[DATASET EXCERPTS]

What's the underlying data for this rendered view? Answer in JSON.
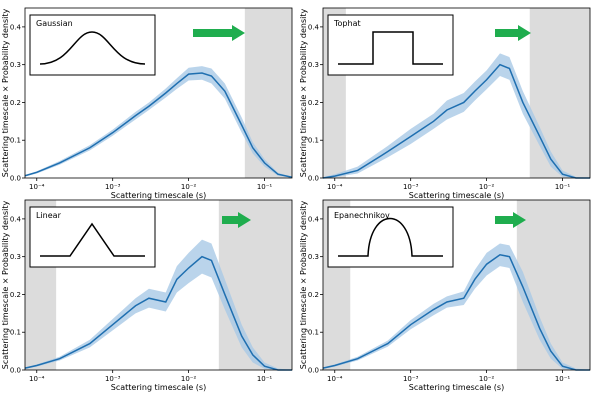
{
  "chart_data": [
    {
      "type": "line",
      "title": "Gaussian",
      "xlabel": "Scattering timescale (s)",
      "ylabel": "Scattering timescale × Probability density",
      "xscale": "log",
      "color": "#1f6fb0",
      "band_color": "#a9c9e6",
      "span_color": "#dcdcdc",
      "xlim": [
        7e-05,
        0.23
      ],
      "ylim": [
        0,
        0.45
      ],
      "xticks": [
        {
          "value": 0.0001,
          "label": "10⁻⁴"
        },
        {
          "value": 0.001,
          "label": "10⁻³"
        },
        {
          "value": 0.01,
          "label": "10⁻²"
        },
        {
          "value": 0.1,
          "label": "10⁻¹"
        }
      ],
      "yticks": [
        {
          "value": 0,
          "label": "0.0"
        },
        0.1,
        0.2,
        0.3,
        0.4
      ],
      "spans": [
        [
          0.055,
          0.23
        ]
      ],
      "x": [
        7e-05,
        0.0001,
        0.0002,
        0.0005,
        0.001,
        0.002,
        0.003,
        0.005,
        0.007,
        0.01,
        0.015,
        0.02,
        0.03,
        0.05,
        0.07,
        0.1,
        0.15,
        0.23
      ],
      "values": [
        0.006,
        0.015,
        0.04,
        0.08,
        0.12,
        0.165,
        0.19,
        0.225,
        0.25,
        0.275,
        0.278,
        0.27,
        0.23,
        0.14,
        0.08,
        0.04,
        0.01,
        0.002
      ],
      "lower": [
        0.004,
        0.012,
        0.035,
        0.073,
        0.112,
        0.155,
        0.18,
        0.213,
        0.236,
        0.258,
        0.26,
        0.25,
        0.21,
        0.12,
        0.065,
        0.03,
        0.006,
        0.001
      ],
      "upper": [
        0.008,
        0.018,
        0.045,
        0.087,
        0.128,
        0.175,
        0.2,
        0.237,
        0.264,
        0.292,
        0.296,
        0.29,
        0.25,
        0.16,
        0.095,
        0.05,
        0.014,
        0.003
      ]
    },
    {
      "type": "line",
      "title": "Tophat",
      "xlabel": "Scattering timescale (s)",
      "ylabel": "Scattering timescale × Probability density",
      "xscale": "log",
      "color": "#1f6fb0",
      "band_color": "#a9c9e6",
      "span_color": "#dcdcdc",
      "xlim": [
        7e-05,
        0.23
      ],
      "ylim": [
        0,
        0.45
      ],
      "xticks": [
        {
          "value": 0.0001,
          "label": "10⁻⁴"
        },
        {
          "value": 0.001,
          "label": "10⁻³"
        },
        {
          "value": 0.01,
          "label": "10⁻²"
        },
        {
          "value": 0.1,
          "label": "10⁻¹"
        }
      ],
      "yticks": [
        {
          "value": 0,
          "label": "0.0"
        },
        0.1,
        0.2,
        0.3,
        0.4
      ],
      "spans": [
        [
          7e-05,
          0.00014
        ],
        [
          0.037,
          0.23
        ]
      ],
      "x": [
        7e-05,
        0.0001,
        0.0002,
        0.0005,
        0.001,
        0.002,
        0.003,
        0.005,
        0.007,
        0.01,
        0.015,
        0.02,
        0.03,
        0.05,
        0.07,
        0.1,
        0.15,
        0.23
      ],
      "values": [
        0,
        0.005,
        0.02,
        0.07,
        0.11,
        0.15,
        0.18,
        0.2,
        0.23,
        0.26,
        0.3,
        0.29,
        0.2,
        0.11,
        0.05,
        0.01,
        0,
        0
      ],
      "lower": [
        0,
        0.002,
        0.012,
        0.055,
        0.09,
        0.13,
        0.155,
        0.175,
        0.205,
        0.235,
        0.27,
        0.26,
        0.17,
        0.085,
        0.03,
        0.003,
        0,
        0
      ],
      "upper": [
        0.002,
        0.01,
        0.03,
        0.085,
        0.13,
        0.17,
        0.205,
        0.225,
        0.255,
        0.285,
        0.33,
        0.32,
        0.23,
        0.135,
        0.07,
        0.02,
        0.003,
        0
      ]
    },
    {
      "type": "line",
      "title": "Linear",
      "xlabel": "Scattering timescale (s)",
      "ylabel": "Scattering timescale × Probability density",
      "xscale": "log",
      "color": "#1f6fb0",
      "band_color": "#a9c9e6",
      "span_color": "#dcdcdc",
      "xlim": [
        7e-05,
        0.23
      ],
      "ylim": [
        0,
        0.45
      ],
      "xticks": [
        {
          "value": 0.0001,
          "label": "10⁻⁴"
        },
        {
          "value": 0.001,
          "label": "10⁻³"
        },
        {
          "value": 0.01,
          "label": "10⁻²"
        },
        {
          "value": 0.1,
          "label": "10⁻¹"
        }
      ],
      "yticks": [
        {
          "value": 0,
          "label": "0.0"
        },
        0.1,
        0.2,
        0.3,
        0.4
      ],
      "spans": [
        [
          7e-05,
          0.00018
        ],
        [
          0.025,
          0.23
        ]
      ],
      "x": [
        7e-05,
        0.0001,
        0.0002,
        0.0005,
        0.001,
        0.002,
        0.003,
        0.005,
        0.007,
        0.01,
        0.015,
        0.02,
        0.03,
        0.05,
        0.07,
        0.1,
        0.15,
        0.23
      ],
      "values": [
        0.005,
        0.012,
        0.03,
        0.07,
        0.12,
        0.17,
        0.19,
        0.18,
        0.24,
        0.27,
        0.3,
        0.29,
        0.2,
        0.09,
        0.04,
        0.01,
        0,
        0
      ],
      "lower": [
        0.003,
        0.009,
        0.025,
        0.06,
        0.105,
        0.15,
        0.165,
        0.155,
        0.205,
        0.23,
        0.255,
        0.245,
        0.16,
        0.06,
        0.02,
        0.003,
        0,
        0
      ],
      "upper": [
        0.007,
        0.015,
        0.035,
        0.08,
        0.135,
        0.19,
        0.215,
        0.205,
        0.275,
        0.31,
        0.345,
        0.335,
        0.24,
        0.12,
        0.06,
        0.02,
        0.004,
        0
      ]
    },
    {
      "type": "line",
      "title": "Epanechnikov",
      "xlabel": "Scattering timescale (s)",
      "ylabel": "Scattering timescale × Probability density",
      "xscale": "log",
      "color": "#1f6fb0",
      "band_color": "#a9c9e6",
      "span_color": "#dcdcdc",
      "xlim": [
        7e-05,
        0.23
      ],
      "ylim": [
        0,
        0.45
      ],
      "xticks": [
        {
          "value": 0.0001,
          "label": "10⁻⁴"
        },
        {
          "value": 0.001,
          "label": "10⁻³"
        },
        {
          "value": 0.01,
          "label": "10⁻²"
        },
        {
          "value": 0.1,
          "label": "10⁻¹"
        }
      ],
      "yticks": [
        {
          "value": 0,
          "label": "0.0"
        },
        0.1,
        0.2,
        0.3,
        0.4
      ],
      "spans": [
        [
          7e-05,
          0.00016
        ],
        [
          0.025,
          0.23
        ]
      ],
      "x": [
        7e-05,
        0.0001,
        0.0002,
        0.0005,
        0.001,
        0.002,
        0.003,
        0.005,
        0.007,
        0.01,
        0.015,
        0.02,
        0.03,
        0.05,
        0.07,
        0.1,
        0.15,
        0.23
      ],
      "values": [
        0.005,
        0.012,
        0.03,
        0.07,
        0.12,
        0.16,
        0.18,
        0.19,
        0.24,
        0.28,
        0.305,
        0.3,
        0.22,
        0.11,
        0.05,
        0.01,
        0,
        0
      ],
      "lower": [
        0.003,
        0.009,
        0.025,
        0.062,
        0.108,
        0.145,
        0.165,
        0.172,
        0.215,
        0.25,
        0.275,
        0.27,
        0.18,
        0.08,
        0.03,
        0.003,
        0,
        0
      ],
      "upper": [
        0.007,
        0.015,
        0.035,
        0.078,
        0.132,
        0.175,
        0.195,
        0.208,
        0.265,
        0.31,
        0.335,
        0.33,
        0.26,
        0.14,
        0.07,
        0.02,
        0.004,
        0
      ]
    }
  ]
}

[TASK TO COMPLETE] Pick out lines containing the word "title", each one as written.

[WRITTEN SOLUTION]
      "title": "Gaussian",
      "title": "Tophat",
      "title": "Linear",
      "title": "Epanechnikov",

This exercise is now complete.